(Dataset listings of figures)
________________________________________
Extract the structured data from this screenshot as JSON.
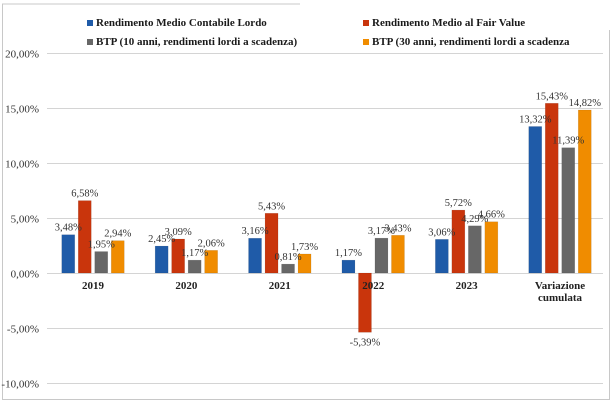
{
  "chart_data": {
    "type": "bar",
    "title": "",
    "xlabel": "",
    "ylabel": "",
    "ylim": [
      -10,
      20
    ],
    "yticks": [
      20,
      15,
      10,
      5,
      0,
      -5,
      -10
    ],
    "ytick_labels": [
      "20,00%",
      "15,00%",
      "10,00%",
      "5,00%",
      "0,00%",
      "-5,00%",
      "-10,00%"
    ],
    "grid": true,
    "legend_position": "top",
    "categories": [
      "2019",
      "2020",
      "2021",
      "2022",
      "2023",
      "Variazione cumulata"
    ],
    "category_lines": [
      [
        "2019"
      ],
      [
        "2020"
      ],
      [
        "2021"
      ],
      [
        "2022"
      ],
      [
        "2023"
      ],
      [
        "Variazione",
        "cumulata"
      ]
    ],
    "series": [
      {
        "name": "Rendimento Medio Contabile Lordo",
        "color": "#1f5ba8",
        "values": [
          3.48,
          2.45,
          3.16,
          1.17,
          3.06,
          13.32
        ],
        "labels": [
          "3,48%",
          "2,45%",
          "3,16%",
          "1,17%",
          "3,06%",
          "13,32%"
        ]
      },
      {
        "name": "Rendimento Medio al Fair Value",
        "color": "#c9350c",
        "values": [
          6.58,
          3.09,
          5.43,
          -5.39,
          5.72,
          15.43
        ],
        "labels": [
          "6,58%",
          "3,09%",
          "5,43%",
          "-5,39%",
          "5,72%",
          "15,43%"
        ]
      },
      {
        "name": "BTP (10 anni, rendimenti lordi a scadenza)",
        "color": "#676767",
        "values": [
          1.95,
          1.17,
          0.81,
          3.17,
          4.29,
          11.39
        ],
        "labels": [
          "1,95%",
          "1,17%",
          "0,81%",
          "3,17%",
          "4,29%",
          "11,39%"
        ]
      },
      {
        "name": "BTP (30 anni, rendimenti lordi a scadenza",
        "color": "#f08c00",
        "values": [
          2.94,
          2.06,
          1.73,
          3.43,
          4.66,
          14.82
        ],
        "labels": [
          "2,94%",
          "2,06%",
          "1,73%",
          "3,43%",
          "4,66%",
          "14,82%"
        ]
      }
    ]
  }
}
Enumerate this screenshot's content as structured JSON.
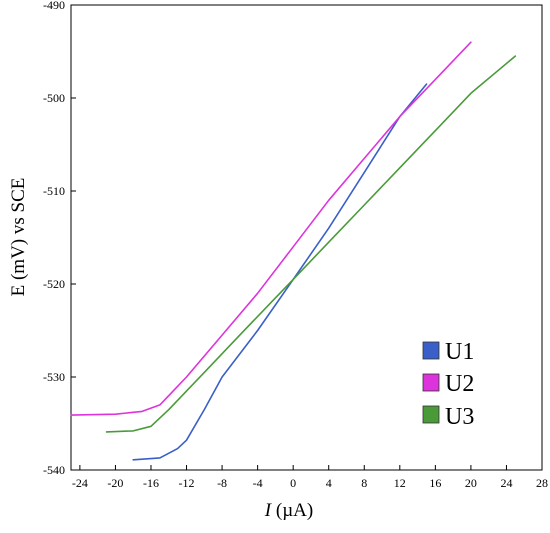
{
  "chart_data": {
    "type": "line",
    "xlabel_italic": "I",
    "xlabel_unit": " (µA)",
    "ylabel": "E (mV) vs SCE",
    "xlim": [
      -25,
      28
    ],
    "ylim": [
      -540,
      -490
    ],
    "x_ticks": [
      "-24",
      "-20",
      "-16",
      "-12",
      "-8",
      "-4",
      "0",
      "4",
      "8",
      "12",
      "16",
      "20",
      "24",
      "28"
    ],
    "x_tick_values": [
      -24,
      -20,
      -16,
      -12,
      -8,
      -4,
      0,
      4,
      8,
      12,
      16,
      20,
      24,
      28
    ],
    "y_ticks": [
      "-490",
      "-500",
      "-510",
      "-520",
      "-530",
      "-540"
    ],
    "y_tick_values": [
      -490,
      -500,
      -510,
      -520,
      -530,
      -540
    ],
    "grid": false,
    "legend_position": "bottom-right",
    "series": [
      {
        "name": "U1",
        "color": "#3a5fc8",
        "points": [
          [
            -18,
            -538.9
          ],
          [
            -15,
            -538.7
          ],
          [
            -13,
            -537.7
          ],
          [
            -12,
            -536.8
          ],
          [
            -10,
            -533.5
          ],
          [
            -8,
            -530.0
          ],
          [
            -4,
            -525.0
          ],
          [
            0,
            -519.5
          ],
          [
            4,
            -514.0
          ],
          [
            8,
            -508.0
          ],
          [
            12,
            -502.0
          ],
          [
            15,
            -498.5
          ]
        ]
      },
      {
        "name": "U2",
        "color": "#dd33dd",
        "points": [
          [
            -25,
            -534.1
          ],
          [
            -20,
            -534.0
          ],
          [
            -17,
            -533.7
          ],
          [
            -15,
            -533.0
          ],
          [
            -12,
            -530.0
          ],
          [
            -8,
            -525.5
          ],
          [
            -4,
            -521.0
          ],
          [
            0,
            -516.0
          ],
          [
            4,
            -511.0
          ],
          [
            8,
            -506.5
          ],
          [
            12,
            -502.0
          ],
          [
            16,
            -498.0
          ],
          [
            20,
            -494.0
          ]
        ]
      },
      {
        "name": "U3",
        "color": "#4a9a3a",
        "points": [
          [
            -21,
            -535.9
          ],
          [
            -18,
            -535.8
          ],
          [
            -16,
            -535.3
          ],
          [
            -14,
            -533.5
          ],
          [
            -10,
            -529.5
          ],
          [
            -6,
            -525.5
          ],
          [
            -2,
            -521.5
          ],
          [
            0,
            -519.5
          ],
          [
            4,
            -515.5
          ],
          [
            8,
            -511.5
          ],
          [
            12,
            -507.5
          ],
          [
            16,
            -503.5
          ],
          [
            20,
            -499.5
          ],
          [
            25,
            -495.5
          ]
        ]
      }
    ]
  }
}
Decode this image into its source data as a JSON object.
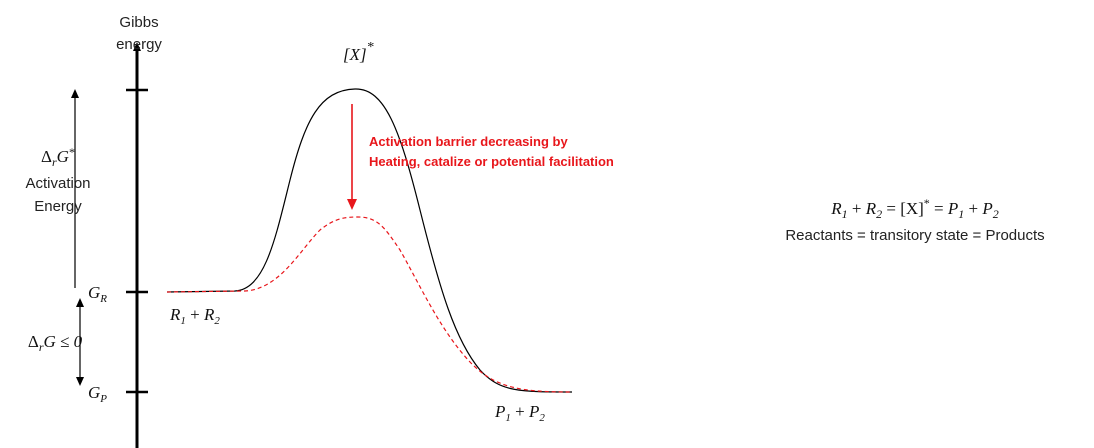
{
  "axis": {
    "label_lines": [
      "Gibbs",
      "energy"
    ]
  },
  "transition_state": {
    "text": "[X]",
    "sup": "*"
  },
  "activation_energy": {
    "symbol": {
      "pre": "Δ",
      "sub": "r",
      "post": "G",
      "sup": "*"
    },
    "lines": [
      "Activation",
      "Energy"
    ]
  },
  "levels": {
    "reactant": {
      "base": "G",
      "sub": "R"
    },
    "product": {
      "base": "G",
      "sub": "P"
    }
  },
  "reaction_energy": {
    "pre": "Δ",
    "sub": "r",
    "post": "G ≤ 0"
  },
  "reactants": {
    "a": "R",
    "a_sub": "1",
    "op": " + ",
    "b": "R",
    "b_sub": "2"
  },
  "products": {
    "a": "P",
    "a_sub": "1",
    "op": " + ",
    "b": "P",
    "b_sub": "2"
  },
  "annotation": {
    "lines": [
      "Activation barrier decreasing by",
      "Heating, catalize or potential facilitation"
    ]
  },
  "equation": {
    "r1": "R",
    "r1_sub": "1",
    "plus1": " + ",
    "r2": "R",
    "r2_sub": "2",
    "eq1": " = ",
    "x": "[X]",
    "x_sup": "*",
    "eq2": " = ",
    "p1": "P",
    "p1_sub": "1",
    "plus2": " + ",
    "p2": "P",
    "p2_sub": "2",
    "caption": "Reactants = transitory state = Products"
  }
}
________________________________________
## Goal of the exercise
How many lines of these entries contain the string "lordi"? Reply with the number alone.

## Result of the exercise
2